#### Instructions for the task
Give the material once more, word for word, without any images.

#### Data records
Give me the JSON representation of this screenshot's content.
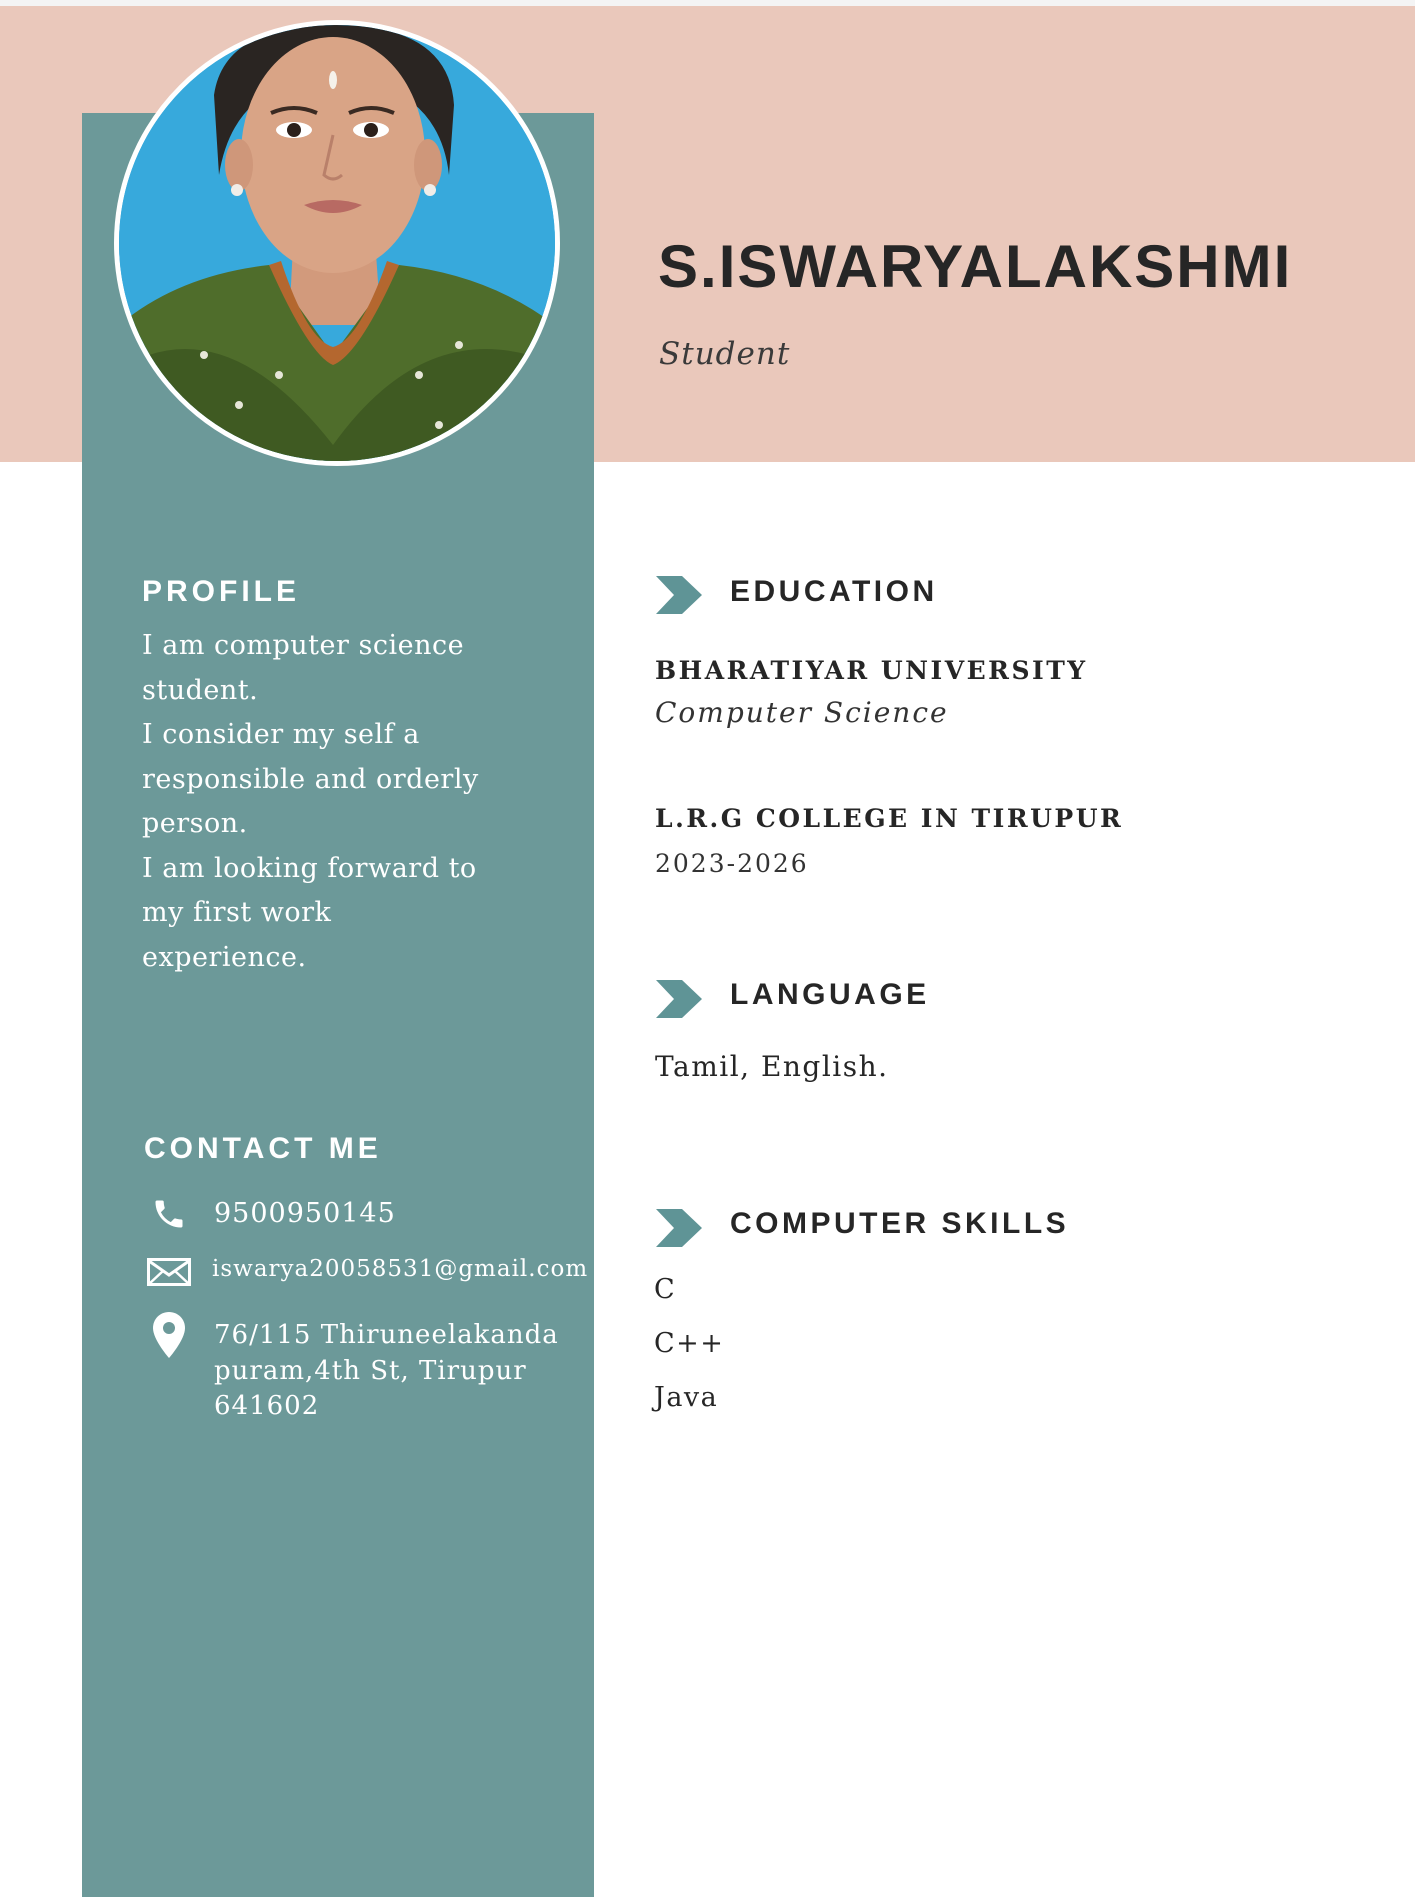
{
  "colors": {
    "header_band": "#eac8bb",
    "sidebar": "#6c9999",
    "accent_chevron": "#5f9496",
    "heading_text": "#262626"
  },
  "header": {
    "name": "S.ISWARYALAKSHMI",
    "role": "Student"
  },
  "profile": {
    "heading": "PROFILE",
    "lines": [
      "I am computer science",
      "student.",
      "I consider my self a",
      "responsible and orderly",
      "person.",
      "I am looking forward to",
      "my first work",
      "experience."
    ]
  },
  "contact": {
    "heading": "CONTACT ME",
    "phone": "9500950145",
    "email": "iswarya20058531@gmail.com",
    "address_lines": [
      "76/115 Thiruneelakanda",
      "puram,4th St, Tirupur",
      "641602"
    ],
    "icons": [
      "phone-icon",
      "mail-icon",
      "location-pin-icon"
    ]
  },
  "education": {
    "heading": "EDUCATION",
    "entries": [
      {
        "title": "BHARATIYAR UNIVERSITY",
        "detail": "Computer Science"
      },
      {
        "title": "L.R.G COLLEGE IN TIRUPUR",
        "detail": "2023-2026"
      }
    ]
  },
  "language": {
    "heading": "LANGUAGE",
    "text": "Tamil, English."
  },
  "skills": {
    "heading": "COMPUTER SKILLS",
    "items": [
      "C",
      "C++",
      "Java"
    ]
  }
}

#### Solution for this exercise
Give me the JSON representation of this screenshot's content.
{
  "colors": {
    "header_band": "#eac8bb",
    "sidebar": "#6c9999",
    "accent_chevron": "#5f9496",
    "heading_text": "#262626"
  },
  "header": {
    "name": "S.ISWARYALAKSHMI",
    "role": "Student"
  },
  "profile": {
    "heading": "PROFILE",
    "lines": [
      "I am computer science",
      "student.",
      "I consider my self a",
      "responsible and orderly",
      "person.",
      "I am looking forward to",
      "my first work",
      "experience."
    ]
  },
  "contact": {
    "heading": "CONTACT ME",
    "phone": "9500950145",
    "email": "iswarya20058531@gmail.com",
    "address_lines": [
      "76/115 Thiruneelakanda",
      "puram,4th St, Tirupur",
      "641602"
    ],
    "icons": [
      "phone-icon",
      "mail-icon",
      "location-pin-icon"
    ]
  },
  "education": {
    "heading": "EDUCATION",
    "entries": [
      {
        "title": "BHARATIYAR UNIVERSITY",
        "detail": "Computer Science"
      },
      {
        "title": "L.R.G COLLEGE IN TIRUPUR",
        "detail": "2023-2026"
      }
    ]
  },
  "language": {
    "heading": "LANGUAGE",
    "text": "Tamil, English."
  },
  "skills": {
    "heading": "COMPUTER SKILLS",
    "items": [
      "C",
      "C++",
      "Java"
    ]
  }
}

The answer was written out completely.